Text to read =>

Assessing the Ability of Smart Inverters and Smart Consumer Devices to Enable more Residential Solar Energy
Evaluating advanced inverter functionalty to enable higher penetration of photovoltaics on the grid
Electric Power Research Institute, Inc.
Recipient
Palo Alto, CA
Recipient Location
13th
Senate District
23rd
Assembly District
$1,704,618
Amount Spent
Completed
Project Status
Project Result
This project focused on understanding advanced smart-inverter functions, as defined in California's Rule 21 tariff, to effectively enable higher use of solar PV to customers and on the grid. Specific residential smart load management algorithms and communications architecture were developed for smart loads and inverters to enable higher PV penetration. This approach increases the solar PV value to the homeowners, while adhering to distribution grid requirements. Field testing demonstrated that optimization of residential smart loads could consume excess solar PV. Solar PV generation capacity and the availability of flexible or demand-responsive loads play a pivotal role in determining the amount of increase in the hosting capacity. Results from this project will help regulators and grid operators evaluate regulatory changes needed to scale deployment of Rule 21-compliant inverters and assess the outcomes that are relevant to their DR programs and reliable grid operations.
The Issue
Transformers are a key limiting component for the installation of solar generation on California's distribution systems. Transformer constraints together with distributed solar may result in voltage issues or inhibit permitting of solar. Smart inverters can help mitigate these issues. However, it is not known whether multiple inverters can operate side-by-side in stable conditions when each one is performing smart-inverter functions. High PV penetration on a distribution feeder may contribute to local over-voltage, variability, and equipment stress on the customer side, limiting PV deployments and production.

Prompt 1 => Duplicate word for word the part of the smart-inverter project summary that opens with the words containing "Assessing the Ability" and closes with "Research Institute, Inc.".
The records have no connection to the smart-inverter project summary.

Recorded information =>
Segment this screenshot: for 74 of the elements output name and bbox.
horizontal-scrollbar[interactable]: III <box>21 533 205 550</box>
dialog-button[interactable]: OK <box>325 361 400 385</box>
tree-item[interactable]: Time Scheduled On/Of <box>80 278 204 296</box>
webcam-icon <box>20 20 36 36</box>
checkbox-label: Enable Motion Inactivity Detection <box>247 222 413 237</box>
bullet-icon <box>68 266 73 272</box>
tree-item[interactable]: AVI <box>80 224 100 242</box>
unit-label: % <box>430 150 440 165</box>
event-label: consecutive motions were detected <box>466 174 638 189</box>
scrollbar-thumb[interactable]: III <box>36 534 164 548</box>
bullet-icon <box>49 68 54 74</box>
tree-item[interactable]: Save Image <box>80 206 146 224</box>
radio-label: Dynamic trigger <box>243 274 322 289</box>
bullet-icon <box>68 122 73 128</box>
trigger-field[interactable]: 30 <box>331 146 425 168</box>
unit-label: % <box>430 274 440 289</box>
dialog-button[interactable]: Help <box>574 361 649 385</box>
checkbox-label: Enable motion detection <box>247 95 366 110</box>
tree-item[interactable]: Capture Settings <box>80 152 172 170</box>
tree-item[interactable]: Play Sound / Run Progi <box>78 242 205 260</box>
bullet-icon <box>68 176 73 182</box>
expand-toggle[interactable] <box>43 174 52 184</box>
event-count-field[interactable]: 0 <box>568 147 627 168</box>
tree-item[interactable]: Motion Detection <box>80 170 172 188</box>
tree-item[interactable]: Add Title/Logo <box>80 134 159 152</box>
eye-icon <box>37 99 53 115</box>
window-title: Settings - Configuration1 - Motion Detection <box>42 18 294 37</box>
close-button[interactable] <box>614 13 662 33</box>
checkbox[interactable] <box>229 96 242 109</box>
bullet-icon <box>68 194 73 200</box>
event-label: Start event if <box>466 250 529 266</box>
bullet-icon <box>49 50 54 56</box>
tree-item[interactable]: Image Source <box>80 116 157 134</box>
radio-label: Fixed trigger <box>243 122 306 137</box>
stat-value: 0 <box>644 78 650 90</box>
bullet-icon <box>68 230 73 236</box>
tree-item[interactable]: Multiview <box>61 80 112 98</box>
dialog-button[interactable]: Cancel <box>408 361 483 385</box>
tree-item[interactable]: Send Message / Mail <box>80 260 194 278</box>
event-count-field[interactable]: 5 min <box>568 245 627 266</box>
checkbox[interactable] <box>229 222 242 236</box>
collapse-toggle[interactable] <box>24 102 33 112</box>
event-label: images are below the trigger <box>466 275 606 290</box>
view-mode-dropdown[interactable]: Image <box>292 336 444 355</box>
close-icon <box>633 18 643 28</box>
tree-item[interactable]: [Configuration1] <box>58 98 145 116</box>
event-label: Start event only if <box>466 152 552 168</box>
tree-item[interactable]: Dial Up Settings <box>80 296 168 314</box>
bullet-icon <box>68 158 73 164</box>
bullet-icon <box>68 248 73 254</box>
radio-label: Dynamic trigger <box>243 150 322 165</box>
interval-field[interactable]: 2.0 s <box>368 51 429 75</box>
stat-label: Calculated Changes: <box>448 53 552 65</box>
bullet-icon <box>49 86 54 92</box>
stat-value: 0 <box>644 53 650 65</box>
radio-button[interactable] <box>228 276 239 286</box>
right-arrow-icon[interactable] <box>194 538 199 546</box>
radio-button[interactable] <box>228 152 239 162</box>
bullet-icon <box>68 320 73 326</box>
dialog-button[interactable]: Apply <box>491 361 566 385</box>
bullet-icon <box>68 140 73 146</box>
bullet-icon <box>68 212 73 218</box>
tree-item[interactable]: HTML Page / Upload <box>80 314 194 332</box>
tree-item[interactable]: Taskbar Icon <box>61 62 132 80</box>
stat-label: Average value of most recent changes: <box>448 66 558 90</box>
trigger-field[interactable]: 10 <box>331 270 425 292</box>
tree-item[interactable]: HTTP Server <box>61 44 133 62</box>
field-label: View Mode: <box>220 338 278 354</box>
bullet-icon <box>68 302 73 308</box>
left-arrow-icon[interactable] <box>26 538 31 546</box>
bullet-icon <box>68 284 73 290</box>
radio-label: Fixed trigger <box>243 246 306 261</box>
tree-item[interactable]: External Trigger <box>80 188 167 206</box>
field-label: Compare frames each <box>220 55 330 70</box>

Prompt 2 => Set down unchanged the part of the records that opens with their first line and closes with the line containing "tree-item[interactable]: Send Message", both ends included.

Written reply 1 =>
Assessing the Ability of Smart Inverters and Smart Consumer Devices to Enable more Residential Solar Energy
Evaluating advanced inverter functionalty to enable higher penetration of photovoltaics on the grid
Electric Power Research Institute, Inc.

Written reply 2 =>
Segment this screenshot: for 74 of the elements output name and bbox.
horizontal-scrollbar[interactable]: III <box>21 533 205 550</box>
dialog-button[interactable]: OK <box>325 361 400 385</box>
tree-item[interactable]: Time Scheduled On/Of <box>80 278 204 296</box>
webcam-icon <box>20 20 36 36</box>
checkbox-label: Enable Motion Inactivity Detection <box>247 222 413 237</box>
bullet-icon <box>68 266 73 272</box>
tree-item[interactable]: AVI <box>80 224 100 242</box>
unit-label: % <box>430 150 440 165</box>
event-label: consecutive motions were detected <box>466 174 638 189</box>
scrollbar-thumb[interactable]: III <box>36 534 164 548</box>
bullet-icon <box>49 68 54 74</box>
tree-item[interactable]: Save Image <box>80 206 146 224</box>
radio-label: Dynamic trigger <box>243 274 322 289</box>
bullet-icon <box>68 122 73 128</box>
trigger-field[interactable]: 30 <box>331 146 425 168</box>
unit-label: % <box>430 274 440 289</box>
dialog-button[interactable]: Help <box>574 361 649 385</box>
checkbox-label: Enable motion detection <box>247 95 366 110</box>
tree-item[interactable]: Capture Settings <box>80 152 172 170</box>
tree-item[interactable]: Play Sound / Run Progi <box>78 242 205 260</box>
bullet-icon <box>68 176 73 182</box>
expand-toggle[interactable] <box>43 174 52 184</box>
event-count-field[interactable]: 0 <box>568 147 627 168</box>
tree-item[interactable]: Motion Detection <box>80 170 172 188</box>
tree-item[interactable]: Add Title/Logo <box>80 134 159 152</box>
eye-icon <box>37 99 53 115</box>
window-title: Settings - Configuration1 - Motion Detection <box>42 18 294 37</box>
close-button[interactable] <box>614 13 662 33</box>
checkbox[interactable] <box>229 96 242 109</box>
bullet-icon <box>68 194 73 200</box>
event-label: Start event if <box>466 250 529 266</box>
bullet-icon <box>49 50 54 56</box>
tree-item[interactable]: Image Source <box>80 116 157 134</box>
radio-label: Fixed trigger <box>243 122 306 137</box>
stat-value: 0 <box>644 78 650 90</box>
bullet-icon <box>68 230 73 236</box>
tree-item[interactable]: Multiview <box>61 80 112 98</box>
dialog-button[interactable]: Cancel <box>408 361 483 385</box>
tree-item[interactable]: Send Message / Mail <box>80 260 194 278</box>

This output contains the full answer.